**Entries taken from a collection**
--- begin ---
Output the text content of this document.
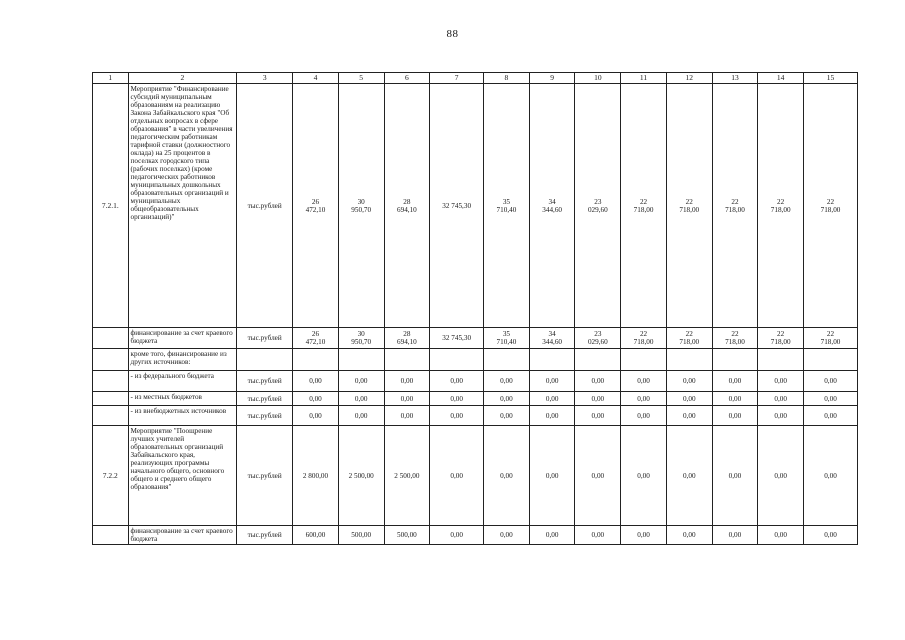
88
1	2	3	4	5	6	7	8	9	10	11	12	13	14	15
7.2.1.	Мероприятие "Финансирование субсидий муниципальным образованиям на реализацию Закона Забайкальского края "Об отдельных вопросах в сфере образования" в части увеличения педагогическим работникам тарифной ставки (должностного оклада) на 25 процентов в поселках городского типа (рабочих поселках) (кроме педагогических работников муниципальных дошкольных образовательных организаций и муниципальных общеобразовательных организаций)"	тыс.рублей	26 472,10	30 950,70	28 694,10	32 745,30	35 710,40	34 344,60	23 029,60	22 718,00	22 718,00	22 718,00	22 718,00	22 718,00
	финансирование за счет краевого бюджета	тыс.рублей	26 472,10	30 950,70	28 694,10	32 745,30	35 710,40	34 344,60	23 029,60	22 718,00	22 718,00	22 718,00	22 718,00	22 718,00
	кроме того, финансирование из других источников:													
	- из федерального бюджета	тыс.рублей	0,00	0,00	0,00	0,00	0,00	0,00	0,00	0,00	0,00	0,00	0,00	0,00
	- из местных бюджетов	тыс.рублей	0,00	0,00	0,00	0,00	0,00	0,00	0,00	0,00	0,00	0,00	0,00	0,00
	- из внебюджетных источников	тыс.рублей	0,00	0,00	0,00	0,00	0,00	0,00	0,00	0,00	0,00	0,00	0,00	0,00
7.2.2	Мероприятие "Поощрение лучших учителей образовательных организаций Забайкальского края, реализующих программы начального общего, основного общего и среднего общего образования"	тыс.рублей	2 800,00	2 500,00	2 500,00	0,00	0,00	0,00	0,00	0,00	0,00	0,00	0,00	0,00
	финансирование за счет краевого бюджета	тыс.рублей	600,00	500,00	500,00	0,00	0,00	0,00	0,00	0,00	0,00	0,00	0,00	0,00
--- end ---
The lines to collect are those holding the string "образовательных"; copy them all.

**REPLY TO THE TASK**
7.2.1.	Мероприятие "Финансирование субсидий муниципальным образованиям на реализацию Закона Забайкальского края "Об отдельных вопросах в сфере образования" в части увеличения педагогическим работникам тарифной ставки (должностного оклада) на 25 процентов в поселках городского типа (рабочих поселках) (кроме педагогических работников муниципальных дошкольных образовательных организаций и муниципальных общеобразовательных организаций)"	тыс.рублей	26 472,10	30 950,70	28 694,10	32 745,30	35 710,40	34 344,60	23 029,60	22 718,00	22 718,00	22 718,00	22 718,00	22 718,00
7.2.2	Мероприятие "Поощрение лучших учителей образовательных организаций Забайкальского края, реализующих программы начального общего, основного общего и среднего общего образования"	тыс.рублей	2 800,00	2 500,00	2 500,00	0,00	0,00	0,00	0,00	0,00	0,00	0,00	0,00	0,00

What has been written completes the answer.